Copy every line in which the string "Nunan" occurs.

Data to use:
============

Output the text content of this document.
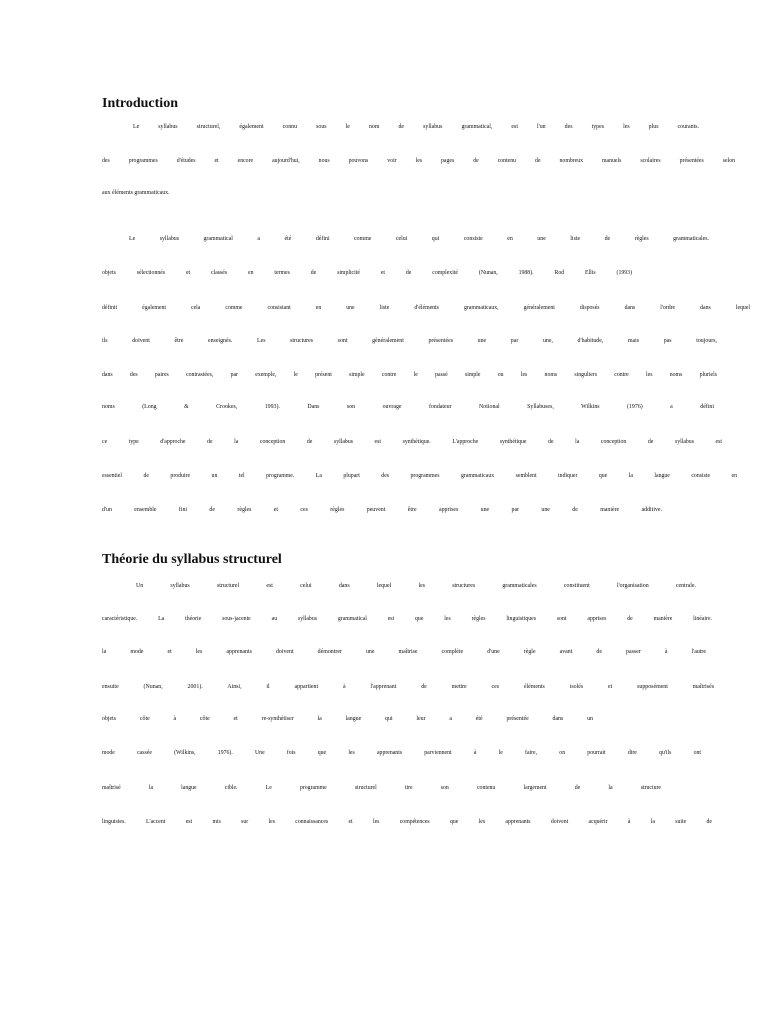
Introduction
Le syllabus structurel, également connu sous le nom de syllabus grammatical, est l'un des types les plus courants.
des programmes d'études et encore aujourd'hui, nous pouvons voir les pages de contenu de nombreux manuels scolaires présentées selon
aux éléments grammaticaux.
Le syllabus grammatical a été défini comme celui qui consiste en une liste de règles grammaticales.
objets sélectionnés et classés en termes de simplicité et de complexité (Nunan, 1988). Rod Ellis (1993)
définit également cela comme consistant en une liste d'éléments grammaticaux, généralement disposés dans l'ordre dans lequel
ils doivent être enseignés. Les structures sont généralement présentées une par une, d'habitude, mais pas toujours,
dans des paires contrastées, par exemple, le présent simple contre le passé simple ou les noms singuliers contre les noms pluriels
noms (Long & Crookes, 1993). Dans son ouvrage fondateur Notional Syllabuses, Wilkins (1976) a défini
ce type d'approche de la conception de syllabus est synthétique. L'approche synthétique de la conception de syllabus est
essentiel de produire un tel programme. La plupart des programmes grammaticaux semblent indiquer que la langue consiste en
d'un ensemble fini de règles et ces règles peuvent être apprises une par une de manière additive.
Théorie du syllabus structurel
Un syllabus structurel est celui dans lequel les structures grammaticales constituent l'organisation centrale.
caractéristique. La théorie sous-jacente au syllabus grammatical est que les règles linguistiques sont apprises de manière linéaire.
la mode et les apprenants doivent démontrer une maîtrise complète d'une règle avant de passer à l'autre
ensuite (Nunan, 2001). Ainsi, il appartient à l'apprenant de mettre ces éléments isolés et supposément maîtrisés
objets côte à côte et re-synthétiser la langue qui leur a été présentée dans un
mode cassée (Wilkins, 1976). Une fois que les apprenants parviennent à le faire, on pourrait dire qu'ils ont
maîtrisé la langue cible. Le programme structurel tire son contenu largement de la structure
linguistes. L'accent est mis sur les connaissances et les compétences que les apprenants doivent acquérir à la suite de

============

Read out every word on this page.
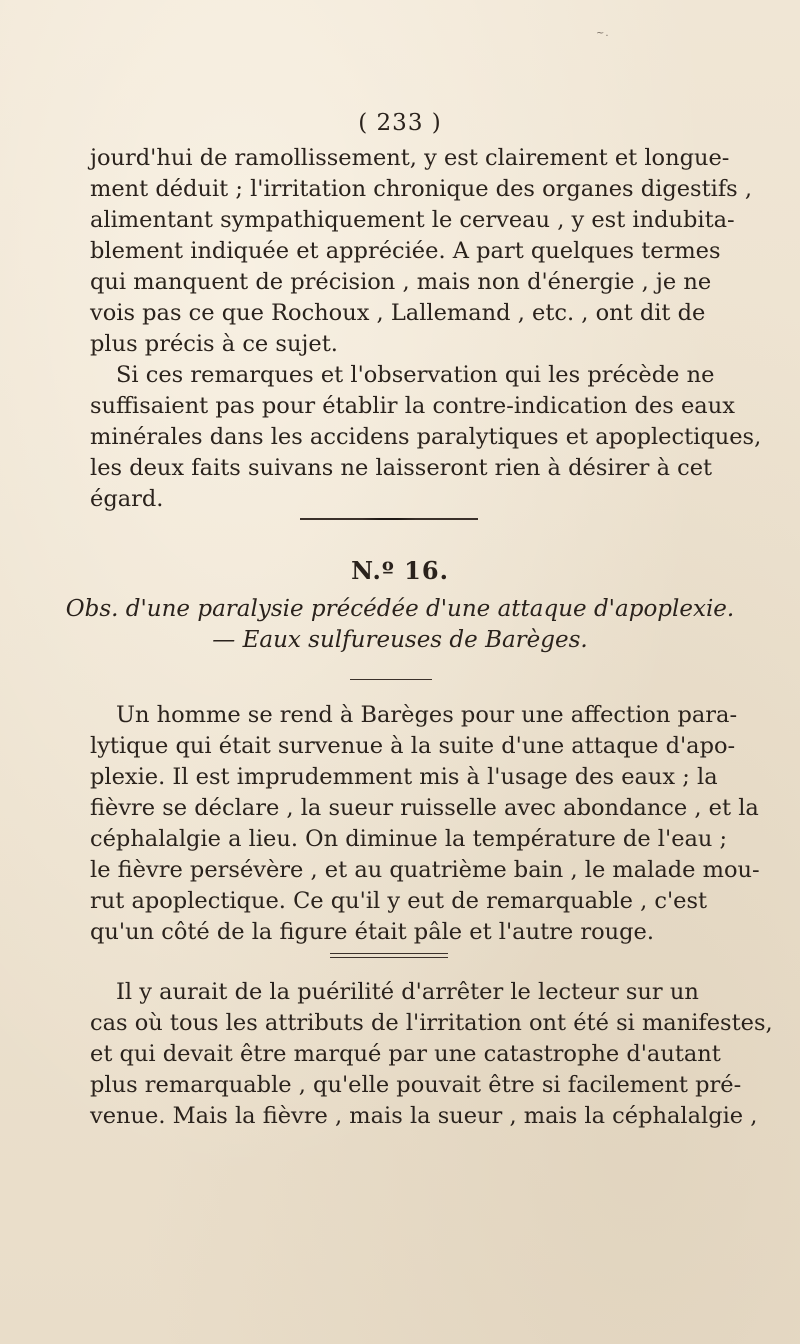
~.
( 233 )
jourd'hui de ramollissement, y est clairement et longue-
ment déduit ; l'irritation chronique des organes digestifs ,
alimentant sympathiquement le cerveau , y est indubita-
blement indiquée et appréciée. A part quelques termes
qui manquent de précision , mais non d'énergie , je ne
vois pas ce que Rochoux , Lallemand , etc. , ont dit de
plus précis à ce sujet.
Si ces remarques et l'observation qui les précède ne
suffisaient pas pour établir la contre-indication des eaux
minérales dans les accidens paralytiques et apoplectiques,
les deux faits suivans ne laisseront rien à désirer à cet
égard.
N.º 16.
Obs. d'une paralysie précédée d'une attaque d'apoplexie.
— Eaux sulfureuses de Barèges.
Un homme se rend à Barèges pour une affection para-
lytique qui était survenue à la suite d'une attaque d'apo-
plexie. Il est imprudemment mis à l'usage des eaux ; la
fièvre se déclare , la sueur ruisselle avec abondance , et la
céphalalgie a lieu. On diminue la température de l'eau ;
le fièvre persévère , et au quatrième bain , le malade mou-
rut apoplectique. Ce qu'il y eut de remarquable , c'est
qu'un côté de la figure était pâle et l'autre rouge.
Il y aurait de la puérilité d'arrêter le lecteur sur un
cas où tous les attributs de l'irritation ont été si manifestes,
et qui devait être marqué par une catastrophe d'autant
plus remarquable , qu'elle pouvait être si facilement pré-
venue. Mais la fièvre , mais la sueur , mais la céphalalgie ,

============

Output for this exercise:
objets sélectionnés et classés en termes de simplicité et de complexité (Nunan, 1988). Rod Ellis (1993)
ensuite (Nunan, 2001). Ainsi, il appartient à l'apprenant de mettre ces éléments isolés et supposément maîtrisés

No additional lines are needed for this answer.